In the listing below, find every line containing "name" and copy it out.

>> Begin

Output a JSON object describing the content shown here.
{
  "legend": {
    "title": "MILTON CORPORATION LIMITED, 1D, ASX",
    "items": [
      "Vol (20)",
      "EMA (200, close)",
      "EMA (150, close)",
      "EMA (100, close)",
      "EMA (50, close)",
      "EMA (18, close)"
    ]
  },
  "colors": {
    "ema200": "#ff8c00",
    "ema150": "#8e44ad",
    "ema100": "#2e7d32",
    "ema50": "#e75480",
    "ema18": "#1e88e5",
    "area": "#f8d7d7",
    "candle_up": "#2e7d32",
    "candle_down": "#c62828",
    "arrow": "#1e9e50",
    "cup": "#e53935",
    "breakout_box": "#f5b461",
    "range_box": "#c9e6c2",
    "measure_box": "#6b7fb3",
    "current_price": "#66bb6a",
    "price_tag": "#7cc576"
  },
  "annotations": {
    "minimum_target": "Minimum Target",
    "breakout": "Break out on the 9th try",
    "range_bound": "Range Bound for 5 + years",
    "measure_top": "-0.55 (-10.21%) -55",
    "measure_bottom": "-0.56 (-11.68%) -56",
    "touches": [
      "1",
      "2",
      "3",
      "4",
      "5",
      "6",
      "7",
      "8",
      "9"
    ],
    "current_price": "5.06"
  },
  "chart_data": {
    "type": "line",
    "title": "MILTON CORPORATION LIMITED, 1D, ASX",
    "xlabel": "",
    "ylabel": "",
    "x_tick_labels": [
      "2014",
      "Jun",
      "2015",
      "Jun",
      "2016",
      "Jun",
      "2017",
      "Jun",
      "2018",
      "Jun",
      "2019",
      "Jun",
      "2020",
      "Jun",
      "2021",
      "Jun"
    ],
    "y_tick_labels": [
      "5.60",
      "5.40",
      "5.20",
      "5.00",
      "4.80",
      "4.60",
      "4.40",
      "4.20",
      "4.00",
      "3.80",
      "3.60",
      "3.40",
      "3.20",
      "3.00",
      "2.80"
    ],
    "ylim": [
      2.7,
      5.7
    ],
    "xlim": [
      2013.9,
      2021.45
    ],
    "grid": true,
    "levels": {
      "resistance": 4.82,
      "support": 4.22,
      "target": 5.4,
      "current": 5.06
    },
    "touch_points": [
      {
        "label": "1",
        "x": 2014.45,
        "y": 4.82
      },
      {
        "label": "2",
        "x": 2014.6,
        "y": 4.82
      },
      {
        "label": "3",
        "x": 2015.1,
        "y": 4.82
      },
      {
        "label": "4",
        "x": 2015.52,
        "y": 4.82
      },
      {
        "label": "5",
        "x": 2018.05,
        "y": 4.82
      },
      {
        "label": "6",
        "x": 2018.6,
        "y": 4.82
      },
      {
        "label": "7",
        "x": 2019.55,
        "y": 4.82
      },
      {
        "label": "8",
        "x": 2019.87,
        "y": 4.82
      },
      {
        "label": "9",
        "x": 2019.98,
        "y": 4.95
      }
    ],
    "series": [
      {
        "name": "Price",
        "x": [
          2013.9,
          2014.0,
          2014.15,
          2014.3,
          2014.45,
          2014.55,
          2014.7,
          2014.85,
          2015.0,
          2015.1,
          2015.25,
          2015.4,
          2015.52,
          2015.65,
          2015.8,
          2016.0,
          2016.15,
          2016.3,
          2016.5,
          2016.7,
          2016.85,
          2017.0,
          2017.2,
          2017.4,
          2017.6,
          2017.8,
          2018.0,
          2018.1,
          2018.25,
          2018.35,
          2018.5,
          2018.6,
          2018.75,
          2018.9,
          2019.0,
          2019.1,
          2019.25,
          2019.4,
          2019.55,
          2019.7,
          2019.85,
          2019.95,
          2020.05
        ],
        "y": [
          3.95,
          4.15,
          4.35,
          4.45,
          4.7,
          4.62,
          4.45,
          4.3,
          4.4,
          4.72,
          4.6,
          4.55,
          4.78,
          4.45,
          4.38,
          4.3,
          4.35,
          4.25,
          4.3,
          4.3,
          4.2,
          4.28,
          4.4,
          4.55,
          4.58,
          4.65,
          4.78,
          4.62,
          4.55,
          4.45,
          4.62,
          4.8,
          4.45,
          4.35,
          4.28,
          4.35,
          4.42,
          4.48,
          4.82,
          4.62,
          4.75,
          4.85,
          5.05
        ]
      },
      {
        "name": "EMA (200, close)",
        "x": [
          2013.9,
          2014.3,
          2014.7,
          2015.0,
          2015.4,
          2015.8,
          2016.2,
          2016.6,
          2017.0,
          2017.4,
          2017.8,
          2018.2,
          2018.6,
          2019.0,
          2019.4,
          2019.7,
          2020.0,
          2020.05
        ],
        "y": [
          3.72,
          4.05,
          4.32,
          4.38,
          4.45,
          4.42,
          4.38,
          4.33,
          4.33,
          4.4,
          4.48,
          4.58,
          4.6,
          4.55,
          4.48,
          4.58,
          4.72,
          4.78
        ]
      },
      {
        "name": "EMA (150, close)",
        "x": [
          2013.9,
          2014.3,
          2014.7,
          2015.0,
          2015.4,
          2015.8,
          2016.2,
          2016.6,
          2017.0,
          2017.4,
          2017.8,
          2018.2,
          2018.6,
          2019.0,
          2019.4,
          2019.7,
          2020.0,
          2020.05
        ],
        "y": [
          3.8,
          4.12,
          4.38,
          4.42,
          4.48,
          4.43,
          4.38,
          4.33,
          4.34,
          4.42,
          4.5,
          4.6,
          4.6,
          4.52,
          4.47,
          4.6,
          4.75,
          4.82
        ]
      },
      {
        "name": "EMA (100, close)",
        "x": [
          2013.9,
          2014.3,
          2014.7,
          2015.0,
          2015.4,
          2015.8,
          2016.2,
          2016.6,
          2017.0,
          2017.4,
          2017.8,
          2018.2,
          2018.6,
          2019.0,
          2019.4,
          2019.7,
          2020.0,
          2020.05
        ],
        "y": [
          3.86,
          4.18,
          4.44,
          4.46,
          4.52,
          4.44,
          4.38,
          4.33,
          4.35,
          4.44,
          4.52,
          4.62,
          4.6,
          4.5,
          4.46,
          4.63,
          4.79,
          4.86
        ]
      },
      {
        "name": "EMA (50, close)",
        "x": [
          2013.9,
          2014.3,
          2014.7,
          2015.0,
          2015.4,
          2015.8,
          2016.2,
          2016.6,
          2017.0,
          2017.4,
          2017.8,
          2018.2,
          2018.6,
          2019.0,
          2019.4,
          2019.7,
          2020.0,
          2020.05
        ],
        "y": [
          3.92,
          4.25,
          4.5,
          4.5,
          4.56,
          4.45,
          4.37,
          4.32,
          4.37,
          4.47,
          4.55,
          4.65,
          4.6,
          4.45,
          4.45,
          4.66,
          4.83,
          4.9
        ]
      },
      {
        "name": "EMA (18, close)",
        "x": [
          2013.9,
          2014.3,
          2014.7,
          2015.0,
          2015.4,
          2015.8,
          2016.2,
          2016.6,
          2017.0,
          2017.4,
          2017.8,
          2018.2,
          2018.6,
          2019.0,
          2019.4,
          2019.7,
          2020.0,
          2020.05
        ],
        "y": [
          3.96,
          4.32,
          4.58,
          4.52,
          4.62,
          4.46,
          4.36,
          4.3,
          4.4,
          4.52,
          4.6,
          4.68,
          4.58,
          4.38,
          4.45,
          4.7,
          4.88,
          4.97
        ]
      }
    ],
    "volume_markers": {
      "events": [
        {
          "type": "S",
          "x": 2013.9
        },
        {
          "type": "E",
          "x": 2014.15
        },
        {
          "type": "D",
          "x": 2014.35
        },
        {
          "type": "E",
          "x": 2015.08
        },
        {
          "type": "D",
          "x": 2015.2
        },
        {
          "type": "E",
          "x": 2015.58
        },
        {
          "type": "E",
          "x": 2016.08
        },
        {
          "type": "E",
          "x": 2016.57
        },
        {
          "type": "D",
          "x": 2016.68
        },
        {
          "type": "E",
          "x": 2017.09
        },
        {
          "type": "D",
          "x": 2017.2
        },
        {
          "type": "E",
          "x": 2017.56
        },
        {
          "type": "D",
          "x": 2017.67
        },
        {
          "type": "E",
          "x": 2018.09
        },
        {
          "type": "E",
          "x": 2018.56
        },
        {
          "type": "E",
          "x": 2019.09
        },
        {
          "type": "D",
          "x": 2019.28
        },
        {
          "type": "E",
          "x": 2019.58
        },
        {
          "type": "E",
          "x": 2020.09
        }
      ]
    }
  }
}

>> End

**WORKED ANSWER**
        "name": "Price",
        "name": "EMA (200, close)",
        "name": "EMA (150, close)",
        "name": "EMA (100, close)",
        "name": "EMA (50, close)",
        "name": "EMA (18, close)",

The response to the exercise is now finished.